-- start of AVAILABLE RECORDS --
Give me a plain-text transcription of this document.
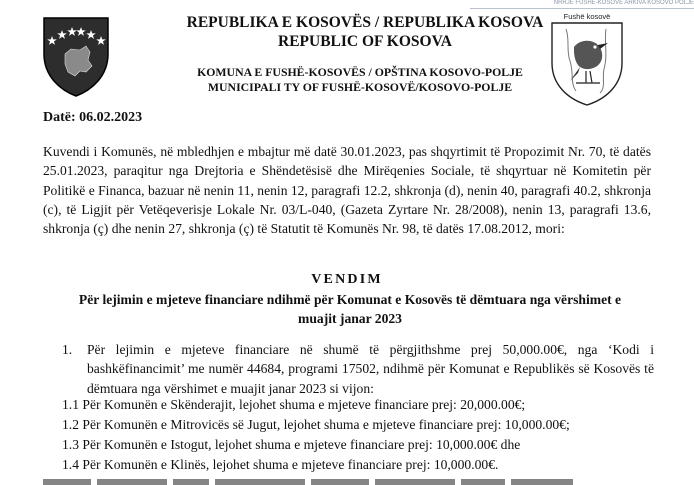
NRRJE FUSHË-KOSOVË ARKIVA KOSOVO POLJE
Fushë kosovë
REPUBLIKA E KOSOVËS / REPUBLIKA KOSOVA
REPUBLIC OF KOSOVA
KOMUNA E FUSHË-KOSOVËS / OPŠTINA KOSOVO-POLJE
MUNICIPALI TY OF FUSHË-KOSOVË/KOSOVO-POLJE
Datë: 06.02.2023
Kuvendi i Komunës, në mbledhjen e mbajtur më datë 30.01.2023, pas shqyrtimit të Propozimit Nr. 70, të datës 25.01.2023, paraqitur nga Drejtoria e Shëndetësisë dhe Mirëqenies Sociale, të shqyrtuar në Komitetin për Politikë e Financa, bazuar në nenin 11, nenin 12, paragrafi 12.2, shkronja (d), nenin 40, paragrafi 40.2, shkronja (c), të Ligjit për Vetëqeverisje Lokale Nr. 03/L-040, (Gazeta Zyrtare Nr. 28/2008), nenin 13, paragrafi 13.6, shkronja (ç) dhe nenin 27, shkronja (ç) të Statutit të Komunës Nr. 98, të datës 17.08.2012, mori:
VENDIM
Për lejimin e mjeteve financiare ndihmë për Komunat e Kosovës të dëmtuara nga vërshimet e muajit janar 2023
1. Për lejimin e mjeteve financiare në shumë të përgjithshme prej 50,000.00€, nga ‘Kodi i bashkëfinancimit’ me numër 44684, programi 17502, ndihmë për Komunat e Republikës së Kosovës të dëmtuara nga vërshimet e muajit janar 2023 si vijon:
1.1 Për Komunën e Skënderajit, lejohet shuma e mjeteve financiare prej: 20,000.00€;
1.2 Për Komunën e Mitrovicës së Jugut, lejohet shuma e mjeteve financiare prej: 10,000.00€;
1.3 Për Komunën e Istogut, lejohet shuma e mjeteve financiare prej: 10,000.00€ dhe
1.4 Për Komunën e Klinës, lejohet shuma e mjeteve financiare prej: 10,000.00€.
-- end of AVAILABLE RECORDS --
*AIM OF THE TASK*: Read the data above and pull out each line that holds the string "shuma".

*SOLVED EXERCISE*:
1.1 Për Komunën e Skënderajit, lejohet shuma e mjeteve financiare prej: 20,000.00€;
1.2 Për Komunën e Mitrovicës së Jugut, lejohet shuma e mjeteve financiare prej: 10,000.00€;
1.3 Për Komunën e Istogut, lejohet shuma e mjeteve financiare prej: 10,000.00€ dhe
1.4 Për Komunën e Klinës, lejohet shuma e mjeteve financiare prej: 10,000.00€.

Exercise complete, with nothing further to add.